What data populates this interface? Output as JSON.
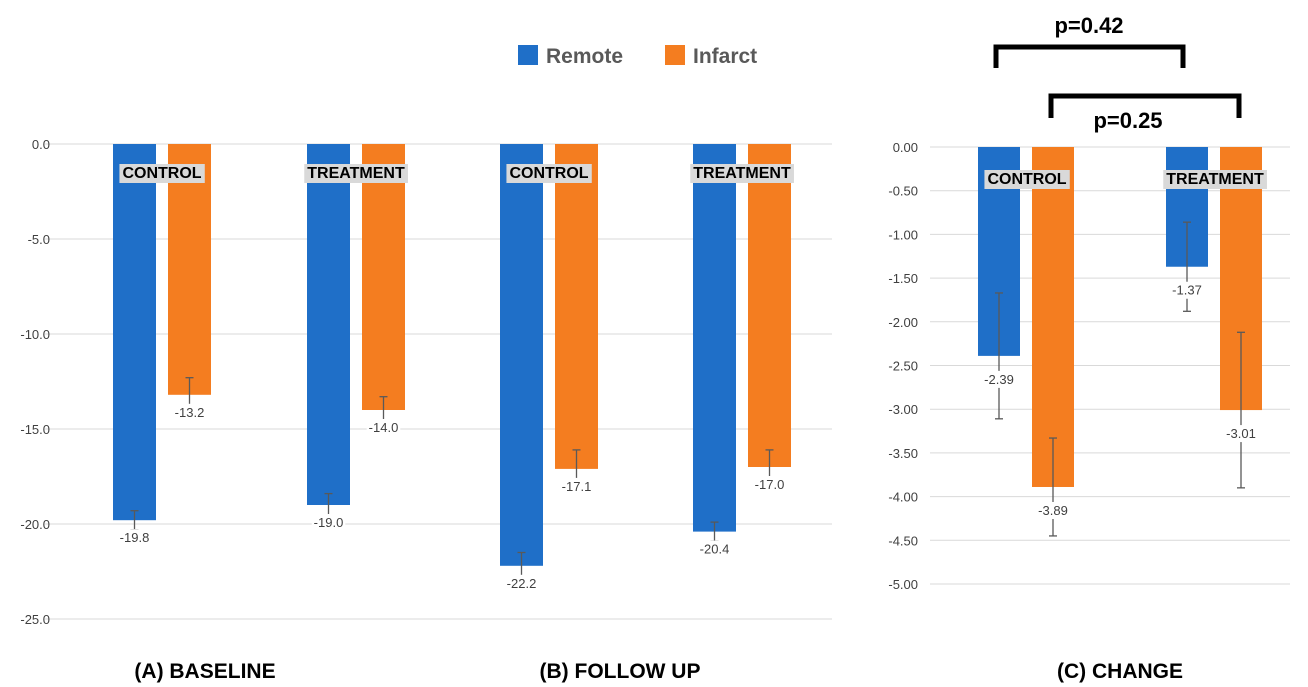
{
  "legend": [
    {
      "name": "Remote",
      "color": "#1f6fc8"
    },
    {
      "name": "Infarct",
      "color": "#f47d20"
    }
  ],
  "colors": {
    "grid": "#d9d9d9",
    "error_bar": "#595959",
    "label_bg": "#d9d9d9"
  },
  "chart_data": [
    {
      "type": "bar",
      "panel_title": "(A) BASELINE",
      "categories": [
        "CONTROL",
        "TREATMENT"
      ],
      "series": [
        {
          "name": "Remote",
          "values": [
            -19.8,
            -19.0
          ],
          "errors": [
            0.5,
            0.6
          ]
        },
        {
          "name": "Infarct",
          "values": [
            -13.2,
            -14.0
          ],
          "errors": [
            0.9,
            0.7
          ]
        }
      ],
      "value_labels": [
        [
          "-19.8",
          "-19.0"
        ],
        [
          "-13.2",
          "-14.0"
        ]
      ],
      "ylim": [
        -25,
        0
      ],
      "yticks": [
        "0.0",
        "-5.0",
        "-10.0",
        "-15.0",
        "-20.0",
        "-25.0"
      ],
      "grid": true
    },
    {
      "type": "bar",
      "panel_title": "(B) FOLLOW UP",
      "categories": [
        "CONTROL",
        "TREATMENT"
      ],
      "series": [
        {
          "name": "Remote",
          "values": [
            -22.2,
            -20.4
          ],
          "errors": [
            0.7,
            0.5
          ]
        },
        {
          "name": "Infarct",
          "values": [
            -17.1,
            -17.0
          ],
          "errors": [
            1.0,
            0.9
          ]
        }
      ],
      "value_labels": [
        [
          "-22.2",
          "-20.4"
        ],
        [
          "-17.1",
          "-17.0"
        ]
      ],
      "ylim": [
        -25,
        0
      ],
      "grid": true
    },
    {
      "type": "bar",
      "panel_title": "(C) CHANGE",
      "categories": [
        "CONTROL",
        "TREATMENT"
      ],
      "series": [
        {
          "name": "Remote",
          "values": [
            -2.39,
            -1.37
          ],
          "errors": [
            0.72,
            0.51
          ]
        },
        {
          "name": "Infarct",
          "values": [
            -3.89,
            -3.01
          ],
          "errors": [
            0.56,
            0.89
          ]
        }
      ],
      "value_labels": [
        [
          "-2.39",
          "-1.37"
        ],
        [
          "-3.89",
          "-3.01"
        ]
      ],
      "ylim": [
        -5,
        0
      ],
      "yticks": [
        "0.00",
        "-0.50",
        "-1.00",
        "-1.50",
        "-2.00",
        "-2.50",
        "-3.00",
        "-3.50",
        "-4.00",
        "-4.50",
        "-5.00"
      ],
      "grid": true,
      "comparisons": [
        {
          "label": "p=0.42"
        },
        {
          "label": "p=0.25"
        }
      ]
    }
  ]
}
——————————
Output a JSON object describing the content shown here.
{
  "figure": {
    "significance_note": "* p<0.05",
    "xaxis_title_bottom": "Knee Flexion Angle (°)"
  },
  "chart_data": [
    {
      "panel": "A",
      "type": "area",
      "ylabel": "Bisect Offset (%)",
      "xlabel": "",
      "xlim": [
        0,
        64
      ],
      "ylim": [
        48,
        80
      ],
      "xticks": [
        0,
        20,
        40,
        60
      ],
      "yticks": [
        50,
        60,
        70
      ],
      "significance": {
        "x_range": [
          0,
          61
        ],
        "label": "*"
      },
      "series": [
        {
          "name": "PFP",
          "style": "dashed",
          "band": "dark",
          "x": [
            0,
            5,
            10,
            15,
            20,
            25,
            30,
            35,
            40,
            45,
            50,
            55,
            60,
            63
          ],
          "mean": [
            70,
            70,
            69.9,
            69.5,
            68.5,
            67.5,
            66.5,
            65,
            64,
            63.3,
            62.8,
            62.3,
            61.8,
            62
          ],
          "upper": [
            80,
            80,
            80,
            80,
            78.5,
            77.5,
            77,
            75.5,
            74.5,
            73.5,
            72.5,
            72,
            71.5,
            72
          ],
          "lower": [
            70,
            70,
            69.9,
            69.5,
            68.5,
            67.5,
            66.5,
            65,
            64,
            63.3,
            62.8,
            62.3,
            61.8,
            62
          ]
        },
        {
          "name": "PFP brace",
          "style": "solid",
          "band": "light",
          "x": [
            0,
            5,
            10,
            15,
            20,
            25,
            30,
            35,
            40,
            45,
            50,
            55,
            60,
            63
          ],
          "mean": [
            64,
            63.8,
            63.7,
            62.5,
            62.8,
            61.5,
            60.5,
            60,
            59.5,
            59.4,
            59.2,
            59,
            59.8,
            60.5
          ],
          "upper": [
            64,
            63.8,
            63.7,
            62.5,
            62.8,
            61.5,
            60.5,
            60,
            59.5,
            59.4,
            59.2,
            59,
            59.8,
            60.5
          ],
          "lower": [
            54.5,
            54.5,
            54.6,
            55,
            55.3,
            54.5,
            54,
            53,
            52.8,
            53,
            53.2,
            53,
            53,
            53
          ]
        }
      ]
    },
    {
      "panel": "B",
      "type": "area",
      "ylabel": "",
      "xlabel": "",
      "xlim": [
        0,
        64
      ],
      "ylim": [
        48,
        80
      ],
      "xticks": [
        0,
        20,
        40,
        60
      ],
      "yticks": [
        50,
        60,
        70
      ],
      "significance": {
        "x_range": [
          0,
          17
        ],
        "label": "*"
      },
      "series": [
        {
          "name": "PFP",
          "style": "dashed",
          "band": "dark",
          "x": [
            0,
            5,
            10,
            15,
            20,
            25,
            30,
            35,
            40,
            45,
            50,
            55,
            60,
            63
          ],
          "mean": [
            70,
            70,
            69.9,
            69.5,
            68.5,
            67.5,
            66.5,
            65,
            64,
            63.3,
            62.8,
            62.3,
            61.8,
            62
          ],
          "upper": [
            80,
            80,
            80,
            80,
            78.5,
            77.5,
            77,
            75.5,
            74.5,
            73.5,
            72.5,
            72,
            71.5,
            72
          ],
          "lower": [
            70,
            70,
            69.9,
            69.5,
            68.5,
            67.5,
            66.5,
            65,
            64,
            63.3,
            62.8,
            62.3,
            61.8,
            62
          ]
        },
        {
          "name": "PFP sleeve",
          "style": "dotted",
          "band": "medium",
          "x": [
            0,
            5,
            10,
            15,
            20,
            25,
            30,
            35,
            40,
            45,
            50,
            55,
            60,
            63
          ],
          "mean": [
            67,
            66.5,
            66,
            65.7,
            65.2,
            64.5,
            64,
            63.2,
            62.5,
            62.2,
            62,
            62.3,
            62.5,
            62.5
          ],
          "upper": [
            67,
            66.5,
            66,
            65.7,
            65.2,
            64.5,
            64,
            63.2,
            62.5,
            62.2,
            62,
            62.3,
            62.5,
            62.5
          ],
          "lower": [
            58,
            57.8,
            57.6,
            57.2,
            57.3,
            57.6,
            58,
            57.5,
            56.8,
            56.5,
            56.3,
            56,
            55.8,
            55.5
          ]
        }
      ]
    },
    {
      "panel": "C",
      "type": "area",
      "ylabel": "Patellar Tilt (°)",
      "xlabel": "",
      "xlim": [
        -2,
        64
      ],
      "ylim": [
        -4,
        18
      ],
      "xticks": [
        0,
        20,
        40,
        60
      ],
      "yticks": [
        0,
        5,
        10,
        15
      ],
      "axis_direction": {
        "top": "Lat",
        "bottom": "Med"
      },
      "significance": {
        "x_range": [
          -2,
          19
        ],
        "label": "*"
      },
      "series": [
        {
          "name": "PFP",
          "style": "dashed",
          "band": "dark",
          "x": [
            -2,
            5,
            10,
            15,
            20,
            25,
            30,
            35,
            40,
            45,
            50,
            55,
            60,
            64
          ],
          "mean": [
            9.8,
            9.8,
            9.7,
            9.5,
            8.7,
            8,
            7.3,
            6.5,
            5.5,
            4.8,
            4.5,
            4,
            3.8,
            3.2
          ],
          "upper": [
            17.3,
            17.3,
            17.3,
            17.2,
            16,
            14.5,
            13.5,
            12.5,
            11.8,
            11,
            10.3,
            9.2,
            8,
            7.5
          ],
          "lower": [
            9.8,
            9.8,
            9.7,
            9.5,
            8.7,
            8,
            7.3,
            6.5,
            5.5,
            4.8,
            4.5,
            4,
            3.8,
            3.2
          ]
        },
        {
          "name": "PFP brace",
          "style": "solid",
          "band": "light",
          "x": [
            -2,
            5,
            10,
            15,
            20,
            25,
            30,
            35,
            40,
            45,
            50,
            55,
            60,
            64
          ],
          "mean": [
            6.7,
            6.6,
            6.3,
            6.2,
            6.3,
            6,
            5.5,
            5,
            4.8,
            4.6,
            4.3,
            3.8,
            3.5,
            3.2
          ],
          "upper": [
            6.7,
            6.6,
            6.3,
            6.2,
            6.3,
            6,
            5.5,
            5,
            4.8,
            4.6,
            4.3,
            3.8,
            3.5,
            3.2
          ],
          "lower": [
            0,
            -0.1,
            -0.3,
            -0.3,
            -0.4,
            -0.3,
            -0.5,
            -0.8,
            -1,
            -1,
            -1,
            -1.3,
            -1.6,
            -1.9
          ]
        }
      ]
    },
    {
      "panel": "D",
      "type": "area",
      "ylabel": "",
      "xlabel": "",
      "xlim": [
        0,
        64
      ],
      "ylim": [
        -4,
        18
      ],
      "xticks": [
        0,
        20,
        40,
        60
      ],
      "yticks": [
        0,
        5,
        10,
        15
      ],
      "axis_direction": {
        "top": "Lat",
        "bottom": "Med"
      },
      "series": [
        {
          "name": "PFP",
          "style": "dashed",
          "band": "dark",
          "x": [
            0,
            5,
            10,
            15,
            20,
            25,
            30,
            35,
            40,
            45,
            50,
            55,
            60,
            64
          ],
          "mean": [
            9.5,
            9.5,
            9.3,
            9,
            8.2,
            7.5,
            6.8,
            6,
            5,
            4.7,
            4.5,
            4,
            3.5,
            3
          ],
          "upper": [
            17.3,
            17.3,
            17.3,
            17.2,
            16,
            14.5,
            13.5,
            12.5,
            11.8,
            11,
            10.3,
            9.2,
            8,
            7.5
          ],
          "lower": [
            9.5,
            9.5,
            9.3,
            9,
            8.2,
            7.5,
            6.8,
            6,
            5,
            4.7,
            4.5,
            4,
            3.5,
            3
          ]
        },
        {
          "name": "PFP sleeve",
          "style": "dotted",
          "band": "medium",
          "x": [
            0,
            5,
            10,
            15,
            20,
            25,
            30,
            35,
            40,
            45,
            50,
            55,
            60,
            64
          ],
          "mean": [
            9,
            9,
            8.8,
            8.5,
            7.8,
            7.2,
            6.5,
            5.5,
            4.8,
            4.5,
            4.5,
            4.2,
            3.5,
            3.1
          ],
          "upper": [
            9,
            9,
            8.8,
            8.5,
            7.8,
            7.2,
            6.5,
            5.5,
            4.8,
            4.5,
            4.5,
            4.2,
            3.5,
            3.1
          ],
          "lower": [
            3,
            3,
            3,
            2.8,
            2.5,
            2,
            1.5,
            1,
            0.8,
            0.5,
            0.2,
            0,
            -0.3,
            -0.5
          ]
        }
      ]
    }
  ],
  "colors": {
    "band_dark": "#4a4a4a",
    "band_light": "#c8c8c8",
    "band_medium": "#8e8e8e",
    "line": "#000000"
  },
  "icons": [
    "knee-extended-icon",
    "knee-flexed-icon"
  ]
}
——————————
# PROBLEM DETAILS
Respond with the number of lines containing "ylabel" and no additional words.

# ANSWER TO THE TASK
4